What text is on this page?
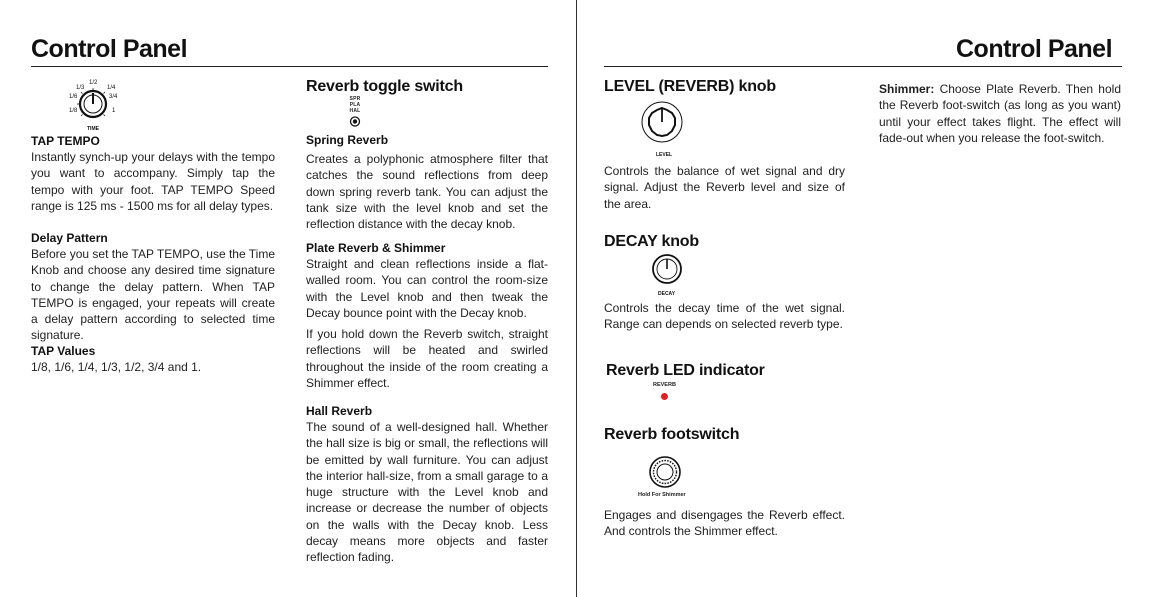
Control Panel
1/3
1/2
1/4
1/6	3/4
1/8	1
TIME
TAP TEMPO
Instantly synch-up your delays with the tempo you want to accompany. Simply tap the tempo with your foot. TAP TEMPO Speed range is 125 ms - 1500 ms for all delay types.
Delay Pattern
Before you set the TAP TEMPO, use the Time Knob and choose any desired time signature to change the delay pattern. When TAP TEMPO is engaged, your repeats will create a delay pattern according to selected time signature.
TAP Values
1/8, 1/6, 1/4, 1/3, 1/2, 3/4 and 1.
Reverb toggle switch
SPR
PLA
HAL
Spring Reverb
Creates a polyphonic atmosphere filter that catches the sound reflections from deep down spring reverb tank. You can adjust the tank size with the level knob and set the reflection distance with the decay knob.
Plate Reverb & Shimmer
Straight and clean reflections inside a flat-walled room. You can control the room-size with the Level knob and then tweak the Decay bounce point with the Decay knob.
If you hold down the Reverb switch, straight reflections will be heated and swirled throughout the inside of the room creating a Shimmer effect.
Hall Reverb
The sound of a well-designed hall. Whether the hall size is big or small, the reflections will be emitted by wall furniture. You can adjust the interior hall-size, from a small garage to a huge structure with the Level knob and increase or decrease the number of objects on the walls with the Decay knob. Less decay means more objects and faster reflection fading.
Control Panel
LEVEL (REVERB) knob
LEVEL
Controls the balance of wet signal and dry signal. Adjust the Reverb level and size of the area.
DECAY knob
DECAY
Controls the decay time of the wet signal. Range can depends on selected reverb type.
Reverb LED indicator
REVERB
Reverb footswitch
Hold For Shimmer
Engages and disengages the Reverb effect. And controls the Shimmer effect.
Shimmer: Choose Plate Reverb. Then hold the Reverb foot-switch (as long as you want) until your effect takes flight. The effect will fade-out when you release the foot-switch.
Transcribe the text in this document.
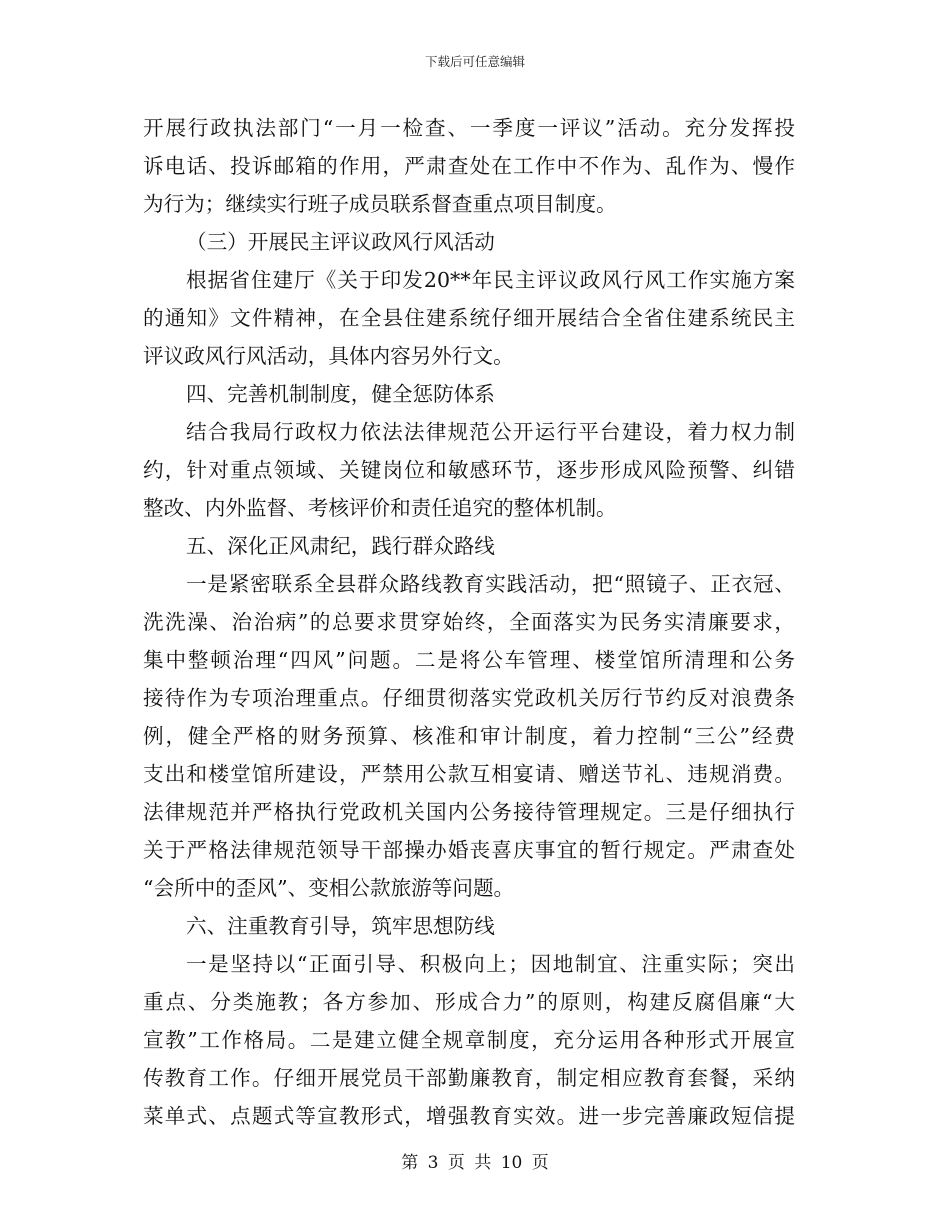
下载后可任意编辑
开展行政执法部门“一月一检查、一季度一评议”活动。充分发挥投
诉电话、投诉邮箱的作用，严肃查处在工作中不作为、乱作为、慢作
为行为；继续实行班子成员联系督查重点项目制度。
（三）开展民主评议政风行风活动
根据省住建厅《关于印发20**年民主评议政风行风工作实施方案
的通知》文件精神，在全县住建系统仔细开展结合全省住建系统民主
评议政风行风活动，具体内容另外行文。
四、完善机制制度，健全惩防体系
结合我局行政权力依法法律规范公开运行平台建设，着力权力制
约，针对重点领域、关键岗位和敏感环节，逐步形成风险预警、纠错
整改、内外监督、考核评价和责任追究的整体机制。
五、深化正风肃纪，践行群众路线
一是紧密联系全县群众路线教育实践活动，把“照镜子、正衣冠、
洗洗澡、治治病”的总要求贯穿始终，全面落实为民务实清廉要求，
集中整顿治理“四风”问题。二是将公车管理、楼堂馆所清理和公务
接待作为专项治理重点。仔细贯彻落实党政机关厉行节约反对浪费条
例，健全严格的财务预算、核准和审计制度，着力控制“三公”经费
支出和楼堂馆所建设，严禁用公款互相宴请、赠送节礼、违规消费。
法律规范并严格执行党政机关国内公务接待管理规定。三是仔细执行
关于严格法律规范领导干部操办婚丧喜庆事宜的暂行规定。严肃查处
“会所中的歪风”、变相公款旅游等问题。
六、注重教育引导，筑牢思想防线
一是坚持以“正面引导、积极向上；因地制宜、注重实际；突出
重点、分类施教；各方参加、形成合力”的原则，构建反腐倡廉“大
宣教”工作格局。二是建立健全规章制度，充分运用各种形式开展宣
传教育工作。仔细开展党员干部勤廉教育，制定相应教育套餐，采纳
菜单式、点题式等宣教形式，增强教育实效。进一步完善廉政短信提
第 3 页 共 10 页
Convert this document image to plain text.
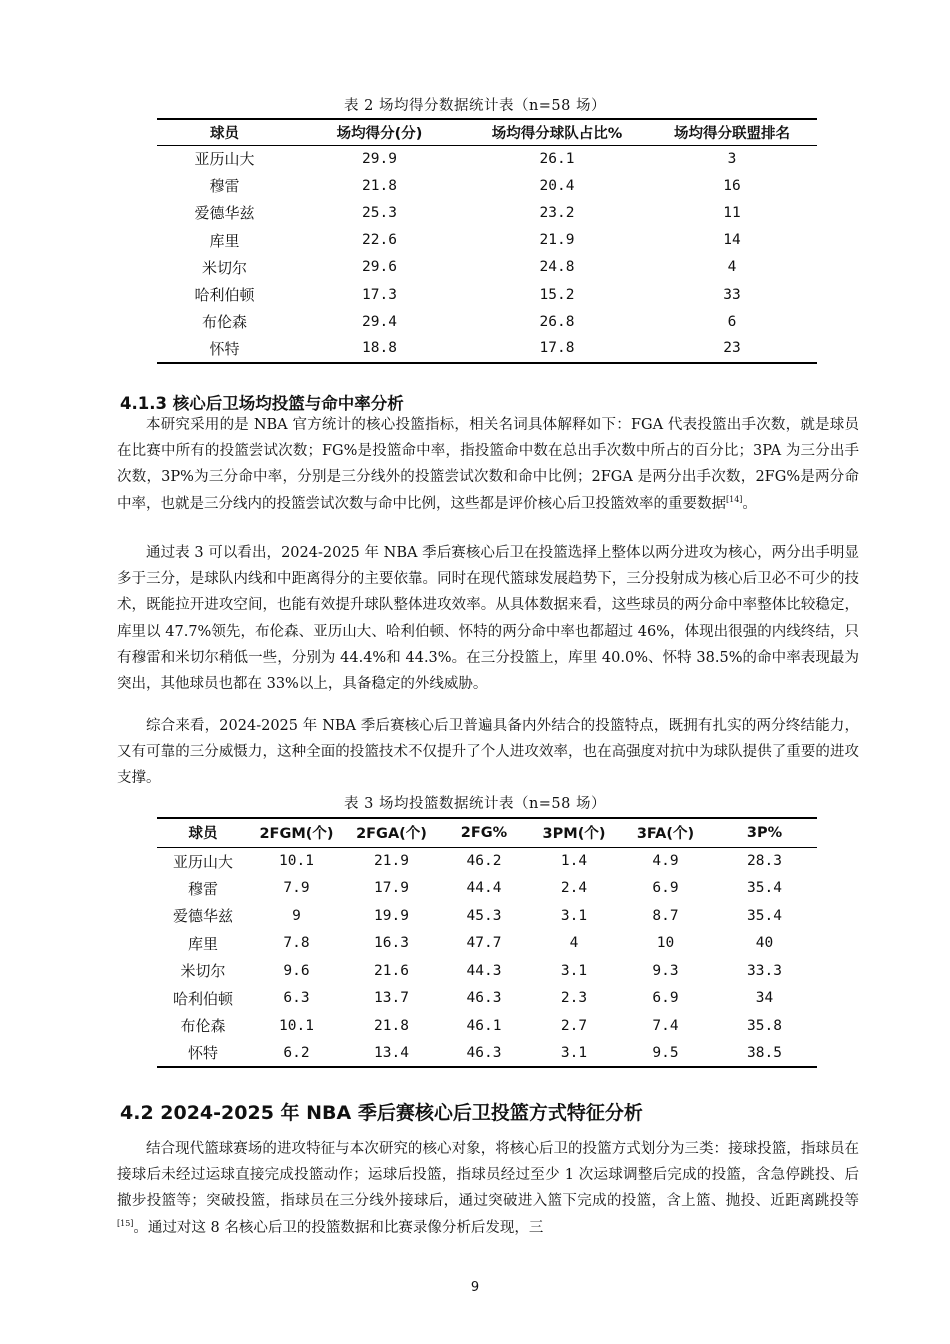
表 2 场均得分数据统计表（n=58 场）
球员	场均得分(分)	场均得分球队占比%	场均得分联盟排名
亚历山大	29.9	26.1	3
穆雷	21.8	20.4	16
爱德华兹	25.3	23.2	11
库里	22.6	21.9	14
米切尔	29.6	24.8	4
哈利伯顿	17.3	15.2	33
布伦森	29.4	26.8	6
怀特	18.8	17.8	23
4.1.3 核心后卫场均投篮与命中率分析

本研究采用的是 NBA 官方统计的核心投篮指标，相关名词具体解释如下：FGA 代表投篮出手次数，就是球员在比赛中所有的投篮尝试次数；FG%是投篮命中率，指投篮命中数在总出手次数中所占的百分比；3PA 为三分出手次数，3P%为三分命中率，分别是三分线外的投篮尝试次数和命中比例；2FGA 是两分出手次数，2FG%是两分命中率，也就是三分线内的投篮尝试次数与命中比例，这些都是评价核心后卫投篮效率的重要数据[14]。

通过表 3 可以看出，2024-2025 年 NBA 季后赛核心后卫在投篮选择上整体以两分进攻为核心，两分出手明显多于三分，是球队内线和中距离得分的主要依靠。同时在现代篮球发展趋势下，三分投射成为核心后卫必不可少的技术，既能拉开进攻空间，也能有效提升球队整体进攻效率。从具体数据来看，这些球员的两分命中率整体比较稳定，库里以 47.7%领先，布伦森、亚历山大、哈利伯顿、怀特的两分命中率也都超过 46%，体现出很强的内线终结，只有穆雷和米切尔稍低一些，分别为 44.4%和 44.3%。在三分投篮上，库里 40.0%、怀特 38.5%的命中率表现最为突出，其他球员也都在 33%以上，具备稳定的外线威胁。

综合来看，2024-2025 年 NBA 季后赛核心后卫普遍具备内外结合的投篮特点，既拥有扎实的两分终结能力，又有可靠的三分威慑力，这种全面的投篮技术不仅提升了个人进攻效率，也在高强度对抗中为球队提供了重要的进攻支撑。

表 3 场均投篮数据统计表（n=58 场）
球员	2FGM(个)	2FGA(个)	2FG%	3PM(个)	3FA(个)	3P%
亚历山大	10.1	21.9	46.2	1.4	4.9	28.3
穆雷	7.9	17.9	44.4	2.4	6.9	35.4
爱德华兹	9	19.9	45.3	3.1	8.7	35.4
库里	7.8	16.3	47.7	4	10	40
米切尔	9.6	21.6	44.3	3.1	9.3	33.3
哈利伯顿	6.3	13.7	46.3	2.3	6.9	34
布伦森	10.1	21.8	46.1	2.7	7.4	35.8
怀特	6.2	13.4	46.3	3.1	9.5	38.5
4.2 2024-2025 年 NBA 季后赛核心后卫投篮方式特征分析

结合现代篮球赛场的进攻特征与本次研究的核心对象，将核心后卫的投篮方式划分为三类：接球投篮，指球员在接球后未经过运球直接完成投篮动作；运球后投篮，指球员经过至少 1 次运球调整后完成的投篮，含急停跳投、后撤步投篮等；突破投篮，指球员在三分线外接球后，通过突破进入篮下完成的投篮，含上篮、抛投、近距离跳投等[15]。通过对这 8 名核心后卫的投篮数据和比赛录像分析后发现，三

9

◆ Task requirements ◆
Return all lines with the word "signal" in them.

◆ The result ◆
Controls the balance of wet signal and dry signal. Adjust the Reverb level and size of the area.
Controls the decay time of the wet signal. Range can depends on selected reverb type.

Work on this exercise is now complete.